Collected data entries:
+===+

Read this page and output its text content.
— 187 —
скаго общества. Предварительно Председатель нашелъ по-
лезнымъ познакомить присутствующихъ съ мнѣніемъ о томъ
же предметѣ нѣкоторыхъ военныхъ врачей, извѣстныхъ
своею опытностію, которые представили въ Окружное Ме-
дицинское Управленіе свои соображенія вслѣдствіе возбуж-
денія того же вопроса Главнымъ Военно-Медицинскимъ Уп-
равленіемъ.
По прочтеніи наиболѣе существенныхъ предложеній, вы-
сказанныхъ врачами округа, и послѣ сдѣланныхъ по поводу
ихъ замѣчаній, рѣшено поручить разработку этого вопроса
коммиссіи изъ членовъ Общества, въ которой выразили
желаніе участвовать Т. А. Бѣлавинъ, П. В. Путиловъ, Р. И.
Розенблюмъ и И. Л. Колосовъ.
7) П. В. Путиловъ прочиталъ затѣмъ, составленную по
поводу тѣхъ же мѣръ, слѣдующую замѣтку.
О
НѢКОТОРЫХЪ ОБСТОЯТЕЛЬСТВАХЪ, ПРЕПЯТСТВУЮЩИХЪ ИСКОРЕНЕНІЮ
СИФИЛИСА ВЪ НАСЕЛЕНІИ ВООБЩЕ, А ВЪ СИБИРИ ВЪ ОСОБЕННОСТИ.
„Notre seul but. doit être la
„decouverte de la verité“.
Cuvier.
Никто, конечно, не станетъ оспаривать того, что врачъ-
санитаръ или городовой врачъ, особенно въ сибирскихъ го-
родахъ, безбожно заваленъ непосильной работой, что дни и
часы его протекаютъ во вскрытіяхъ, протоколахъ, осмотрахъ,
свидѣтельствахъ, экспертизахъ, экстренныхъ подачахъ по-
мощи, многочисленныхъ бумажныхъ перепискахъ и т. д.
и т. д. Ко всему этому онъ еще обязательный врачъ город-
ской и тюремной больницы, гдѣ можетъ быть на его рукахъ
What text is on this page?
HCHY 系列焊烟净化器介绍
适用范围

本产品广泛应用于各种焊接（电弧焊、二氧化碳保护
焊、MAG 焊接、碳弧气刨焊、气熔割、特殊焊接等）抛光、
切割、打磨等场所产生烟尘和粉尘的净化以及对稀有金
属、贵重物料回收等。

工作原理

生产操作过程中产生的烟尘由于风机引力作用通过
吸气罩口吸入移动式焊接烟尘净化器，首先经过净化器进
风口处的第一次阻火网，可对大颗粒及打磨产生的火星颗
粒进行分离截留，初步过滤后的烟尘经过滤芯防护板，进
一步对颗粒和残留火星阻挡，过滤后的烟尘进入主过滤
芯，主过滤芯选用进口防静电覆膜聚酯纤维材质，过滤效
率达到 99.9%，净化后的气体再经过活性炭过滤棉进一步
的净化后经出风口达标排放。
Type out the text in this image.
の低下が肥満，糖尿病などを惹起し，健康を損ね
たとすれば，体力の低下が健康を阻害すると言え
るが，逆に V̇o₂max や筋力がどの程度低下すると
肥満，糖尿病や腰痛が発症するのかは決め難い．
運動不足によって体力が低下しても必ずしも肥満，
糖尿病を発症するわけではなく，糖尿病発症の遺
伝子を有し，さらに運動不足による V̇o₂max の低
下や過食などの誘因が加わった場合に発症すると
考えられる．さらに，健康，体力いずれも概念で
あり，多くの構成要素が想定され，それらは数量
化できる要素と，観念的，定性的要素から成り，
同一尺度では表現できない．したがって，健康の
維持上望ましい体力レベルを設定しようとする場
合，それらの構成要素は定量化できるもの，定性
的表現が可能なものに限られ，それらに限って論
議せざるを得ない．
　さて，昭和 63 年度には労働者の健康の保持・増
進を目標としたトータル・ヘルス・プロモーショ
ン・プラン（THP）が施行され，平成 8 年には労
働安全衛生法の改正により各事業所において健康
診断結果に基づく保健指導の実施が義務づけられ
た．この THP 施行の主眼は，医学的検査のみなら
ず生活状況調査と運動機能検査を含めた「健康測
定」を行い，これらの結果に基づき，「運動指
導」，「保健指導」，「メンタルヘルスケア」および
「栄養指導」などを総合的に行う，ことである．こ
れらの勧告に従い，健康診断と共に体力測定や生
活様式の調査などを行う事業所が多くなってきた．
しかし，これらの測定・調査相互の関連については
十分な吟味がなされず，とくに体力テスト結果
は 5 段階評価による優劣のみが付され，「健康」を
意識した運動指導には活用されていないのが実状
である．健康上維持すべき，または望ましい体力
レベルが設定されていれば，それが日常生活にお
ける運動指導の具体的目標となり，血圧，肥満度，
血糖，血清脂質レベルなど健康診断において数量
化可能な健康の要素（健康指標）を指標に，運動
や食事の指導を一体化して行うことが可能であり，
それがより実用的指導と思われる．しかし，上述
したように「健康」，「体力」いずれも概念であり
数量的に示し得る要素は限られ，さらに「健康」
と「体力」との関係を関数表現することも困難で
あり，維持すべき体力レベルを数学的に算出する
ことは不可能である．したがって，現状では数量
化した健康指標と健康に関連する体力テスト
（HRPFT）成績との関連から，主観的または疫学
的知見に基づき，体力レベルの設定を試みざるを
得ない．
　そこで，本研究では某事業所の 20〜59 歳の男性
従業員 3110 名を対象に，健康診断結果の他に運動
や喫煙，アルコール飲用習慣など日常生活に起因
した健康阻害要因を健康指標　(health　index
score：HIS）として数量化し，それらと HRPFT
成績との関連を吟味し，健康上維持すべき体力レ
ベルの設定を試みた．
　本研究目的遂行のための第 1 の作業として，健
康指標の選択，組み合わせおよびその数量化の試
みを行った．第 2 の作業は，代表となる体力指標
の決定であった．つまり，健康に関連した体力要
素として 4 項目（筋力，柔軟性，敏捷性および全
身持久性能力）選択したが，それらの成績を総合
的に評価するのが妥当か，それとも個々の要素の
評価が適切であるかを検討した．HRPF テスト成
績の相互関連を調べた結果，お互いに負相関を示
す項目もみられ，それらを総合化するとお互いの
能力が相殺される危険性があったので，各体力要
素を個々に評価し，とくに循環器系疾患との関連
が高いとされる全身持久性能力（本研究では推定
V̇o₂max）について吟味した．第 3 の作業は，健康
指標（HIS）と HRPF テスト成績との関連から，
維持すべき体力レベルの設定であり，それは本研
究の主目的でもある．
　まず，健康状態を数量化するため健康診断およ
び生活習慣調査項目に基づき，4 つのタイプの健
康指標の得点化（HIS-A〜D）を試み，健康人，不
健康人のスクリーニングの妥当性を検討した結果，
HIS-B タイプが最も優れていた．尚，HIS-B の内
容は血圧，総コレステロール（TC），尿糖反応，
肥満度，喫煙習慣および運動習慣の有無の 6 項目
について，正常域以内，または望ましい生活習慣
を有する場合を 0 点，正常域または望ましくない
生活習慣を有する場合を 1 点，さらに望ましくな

+===+

Stated task:
In the entries above, find each line with the word "text" and copy it.

Full answer:
Read this page and output its text content.
What text is on this page?
Type out the text in this image.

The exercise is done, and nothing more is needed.